- _Task objective_: The material below should be written out in full and exactly; pictures stay out of the copy.

- _Record extracts_:

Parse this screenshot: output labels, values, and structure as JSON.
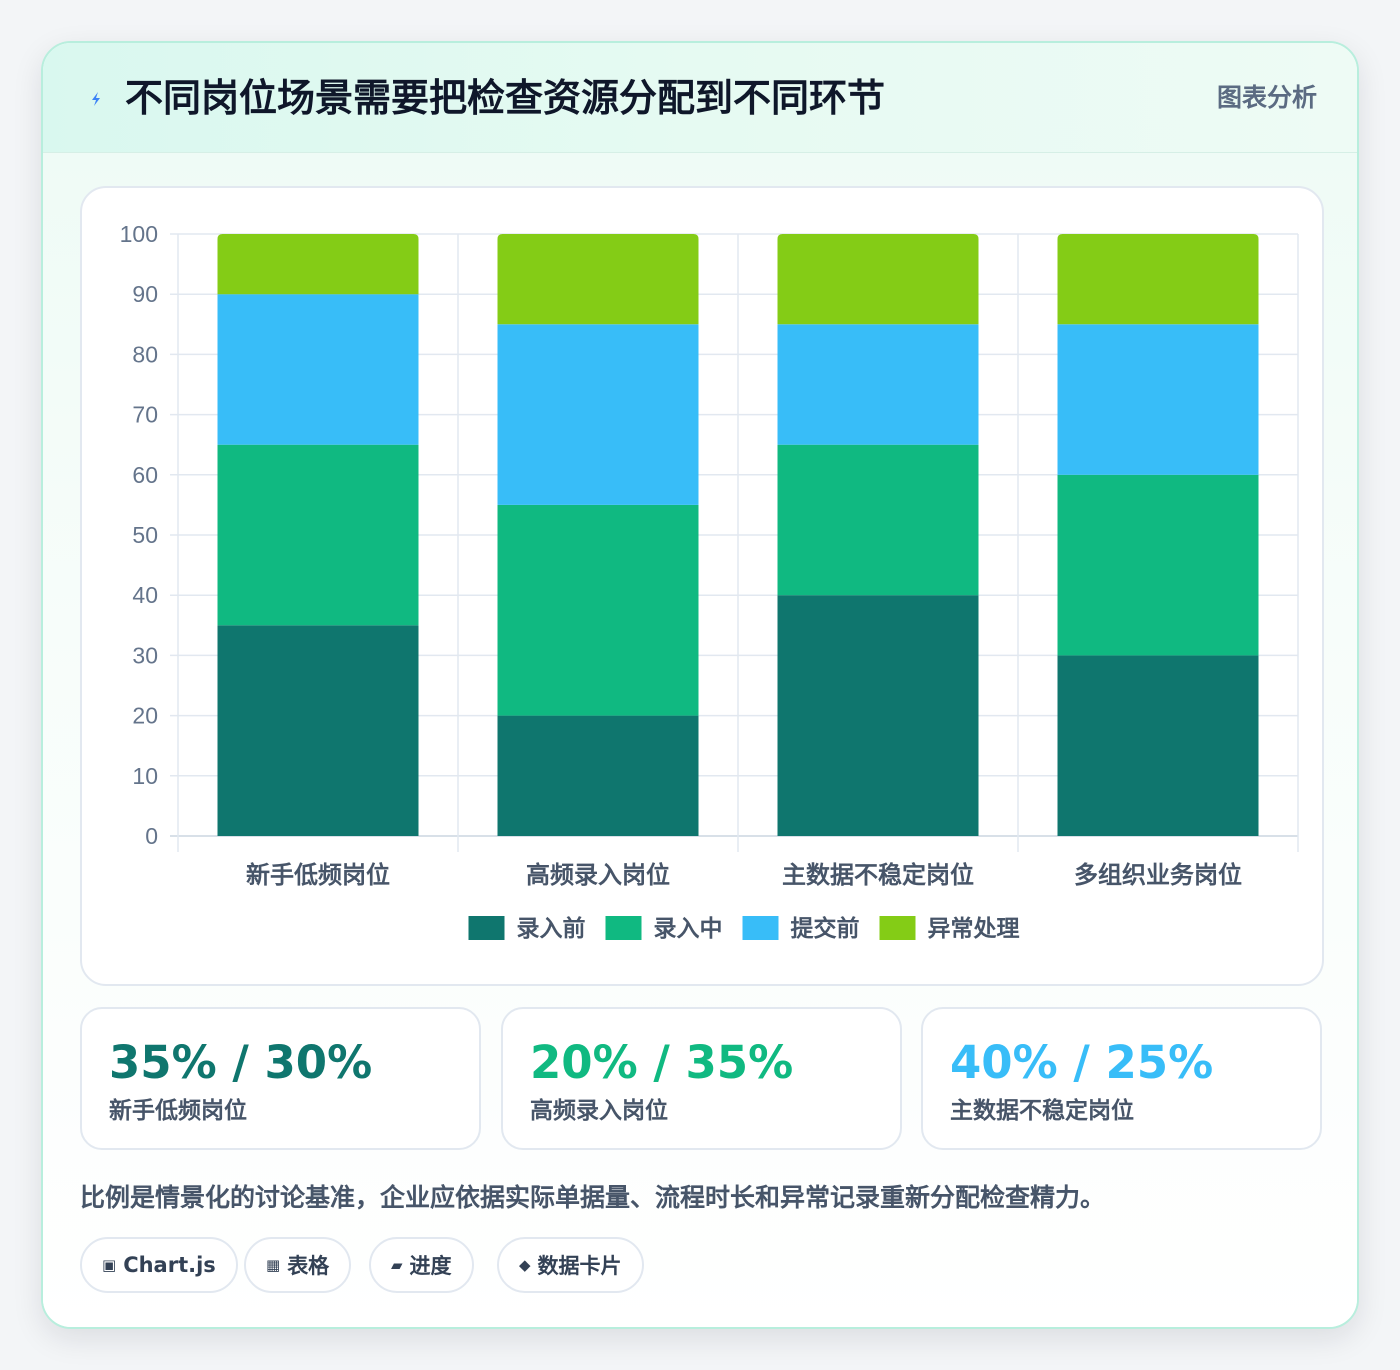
{
  "header": {
    "title": "不同岗位场景需要把检查资源分配到不同环节",
    "tag": "图表分析"
  },
  "colors": {
    "series": [
      "#0f766e",
      "#10b981",
      "#38bdf8",
      "#84cc16"
    ],
    "stat_values": [
      "#0f766e",
      "#10b981",
      "#38bdf8"
    ]
  },
  "chart_data": {
    "type": "bar",
    "stacked": true,
    "categories": [
      "新手低频岗位",
      "高频录入岗位",
      "主数据不稳定岗位",
      "多组织业务岗位"
    ],
    "series": [
      {
        "name": "录入前",
        "values": [
          35,
          20,
          40,
          30
        ]
      },
      {
        "name": "录入中",
        "values": [
          30,
          35,
          25,
          30
        ]
      },
      {
        "name": "提交前",
        "values": [
          25,
          30,
          20,
          25
        ]
      },
      {
        "name": "异常处理",
        "values": [
          10,
          15,
          15,
          15
        ]
      }
    ],
    "ylim": [
      0,
      100
    ],
    "yticks": [
      0,
      10,
      20,
      30,
      40,
      50,
      60,
      70,
      80,
      90,
      100
    ],
    "grid": true,
    "legend": "bottom"
  },
  "stats": [
    {
      "value": "35% / 30%",
      "label": "新手低频岗位"
    },
    {
      "value": "20% / 35%",
      "label": "高频录入岗位"
    },
    {
      "value": "40% / 25%",
      "label": "主数据不稳定岗位"
    }
  ],
  "note": "比例是情景化的讨论基准，企业应依据实际单据量、流程时长和异常记录重新分配检查精力。",
  "chips": [
    {
      "icon": "▣",
      "icon_name": "chart-icon",
      "label": "Chart.js"
    },
    {
      "icon": "▦",
      "icon_name": "table-icon",
      "label": "表格"
    },
    {
      "icon": "▰",
      "icon_name": "progress-icon",
      "label": "进度"
    },
    {
      "icon": "◆",
      "icon_name": "diamond-icon",
      "label": "数据卡片"
    }
  ]
}
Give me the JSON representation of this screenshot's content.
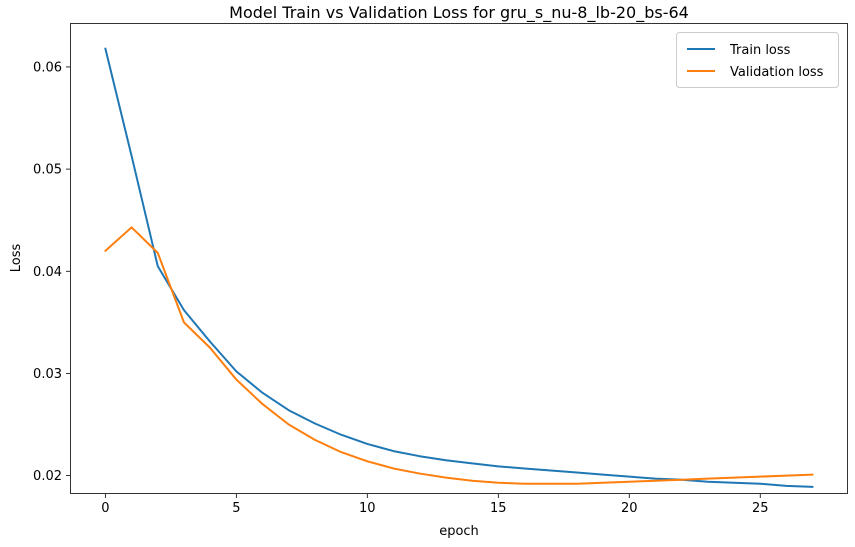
{
  "chart_data": {
    "type": "line",
    "title": "Model Train vs Validation Loss for gru_s_nu-8_lb-20_bs-64",
    "xlabel": "epoch",
    "ylabel": "Loss",
    "xlim": [
      -1.35,
      28.35
    ],
    "ylim": [
      0.0182,
      0.0643
    ],
    "x_ticks": [
      0,
      5,
      10,
      15,
      20,
      25
    ],
    "y_ticks": [
      0.02,
      0.03,
      0.04,
      0.05,
      0.06
    ],
    "x_tick_labels": [
      "0",
      "5",
      "10",
      "15",
      "20",
      "25"
    ],
    "y_tick_labels": [
      "0.02",
      "0.03",
      "0.04",
      "0.05",
      "0.06"
    ],
    "grid": false,
    "legend_position": "top-right",
    "x": [
      0,
      1,
      2,
      3,
      4,
      5,
      6,
      7,
      8,
      9,
      10,
      11,
      12,
      13,
      14,
      15,
      16,
      17,
      18,
      19,
      20,
      21,
      22,
      23,
      24,
      25,
      26,
      27
    ],
    "series": [
      {
        "name": "Train loss",
        "color": "#1f77b4",
        "values": [
          0.0618,
          0.0513,
          0.0405,
          0.0362,
          0.0331,
          0.0302,
          0.0281,
          0.0264,
          0.0251,
          0.024,
          0.0231,
          0.0224,
          0.0219,
          0.0215,
          0.0212,
          0.0209,
          0.0207,
          0.0205,
          0.0203,
          0.0201,
          0.0199,
          0.0197,
          0.0196,
          0.0194,
          0.0193,
          0.0192,
          0.019,
          0.0189
        ]
      },
      {
        "name": "Validation loss",
        "color": "#ff7f0e",
        "values": [
          0.042,
          0.0443,
          0.0418,
          0.035,
          0.0325,
          0.0294,
          0.027,
          0.025,
          0.0235,
          0.0223,
          0.0214,
          0.0207,
          0.0202,
          0.0198,
          0.0195,
          0.0193,
          0.0192,
          0.0192,
          0.0192,
          0.0193,
          0.0194,
          0.0195,
          0.0196,
          0.0197,
          0.0198,
          0.0199,
          0.02,
          0.0201
        ]
      }
    ]
  }
}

- _Solution for this problem_:
Parse this screenshot: output labels, values, and structure as JSON.
{
  "header": {
    "title": "不同岗位场景需要把检查资源分配到不同环节",
    "tag": "图表分析"
  },
  "colors": {
    "series": [
      "#0f766e",
      "#10b981",
      "#38bdf8",
      "#84cc16"
    ],
    "stat_values": [
      "#0f766e",
      "#10b981",
      "#38bdf8"
    ]
  },
  "chart_data": {
    "type": "bar",
    "stacked": true,
    "categories": [
      "新手低频岗位",
      "高频录入岗位",
      "主数据不稳定岗位",
      "多组织业务岗位"
    ],
    "series": [
      {
        "name": "录入前",
        "values": [
          35,
          20,
          40,
          30
        ]
      },
      {
        "name": "录入中",
        "values": [
          30,
          35,
          25,
          30
        ]
      },
      {
        "name": "提交前",
        "values": [
          25,
          30,
          20,
          25
        ]
      },
      {
        "name": "异常处理",
        "values": [
          10,
          15,
          15,
          15
        ]
      }
    ],
    "ylim": [
      0,
      100
    ],
    "yticks": [
      0,
      10,
      20,
      30,
      40,
      50,
      60,
      70,
      80,
      90,
      100
    ],
    "grid": true,
    "legend": "bottom"
  },
  "stats": [
    {
      "value": "35% / 30%",
      "label": "新手低频岗位"
    },
    {
      "value": "20% / 35%",
      "label": "高频录入岗位"
    },
    {
      "value": "40% / 25%",
      "label": "主数据不稳定岗位"
    }
  ],
  "note": "比例是情景化的讨论基准，企业应依据实际单据量、流程时长和异常记录重新分配检查精力。",
  "chips": [
    {
      "icon": "▣",
      "icon_name": "chart-icon",
      "label": "Chart.js"
    },
    {
      "icon": "▦",
      "icon_name": "table-icon",
      "label": "表格"
    },
    {
      "icon": "▰",
      "icon_name": "progress-icon",
      "label": "进度"
    },
    {
      "icon": "◆",
      "icon_name": "diamond-icon",
      "label": "数据卡片"
    }
  ]
}
Give me the JSON representation of this screenshot's content.
{
  "chart_data": {
    "type": "line",
    "title": "Model Train vs Validation Loss for gru_s_nu-8_lb-20_bs-64",
    "xlabel": "epoch",
    "ylabel": "Loss",
    "xlim": [
      -1.35,
      28.35
    ],
    "ylim": [
      0.0182,
      0.0643
    ],
    "x_ticks": [
      0,
      5,
      10,
      15,
      20,
      25
    ],
    "y_ticks": [
      0.02,
      0.03,
      0.04,
      0.05,
      0.06
    ],
    "x_tick_labels": [
      "0",
      "5",
      "10",
      "15",
      "20",
      "25"
    ],
    "y_tick_labels": [
      "0.02",
      "0.03",
      "0.04",
      "0.05",
      "0.06"
    ],
    "grid": false,
    "legend_position": "top-right",
    "x": [
      0,
      1,
      2,
      3,
      4,
      5,
      6,
      7,
      8,
      9,
      10,
      11,
      12,
      13,
      14,
      15,
      16,
      17,
      18,
      19,
      20,
      21,
      22,
      23,
      24,
      25,
      26,
      27
    ],
    "series": [
      {
        "name": "Train loss",
        "color": "#1f77b4",
        "values": [
          0.0618,
          0.0513,
          0.0405,
          0.0362,
          0.0331,
          0.0302,
          0.0281,
          0.0264,
          0.0251,
          0.024,
          0.0231,
          0.0224,
          0.0219,
          0.0215,
          0.0212,
          0.0209,
          0.0207,
          0.0205,
          0.0203,
          0.0201,
          0.0199,
          0.0197,
          0.0196,
          0.0194,
          0.0193,
          0.0192,
          0.019,
          0.0189
        ]
      },
      {
        "name": "Validation loss",
        "color": "#ff7f0e",
        "values": [
          0.042,
          0.0443,
          0.0418,
          0.035,
          0.0325,
          0.0294,
          0.027,
          0.025,
          0.0235,
          0.0223,
          0.0214,
          0.0207,
          0.0202,
          0.0198,
          0.0195,
          0.0193,
          0.0192,
          0.0192,
          0.0192,
          0.0193,
          0.0194,
          0.0195,
          0.0196,
          0.0197,
          0.0198,
          0.0199,
          0.02,
          0.0201
        ]
      }
    ]
  }
}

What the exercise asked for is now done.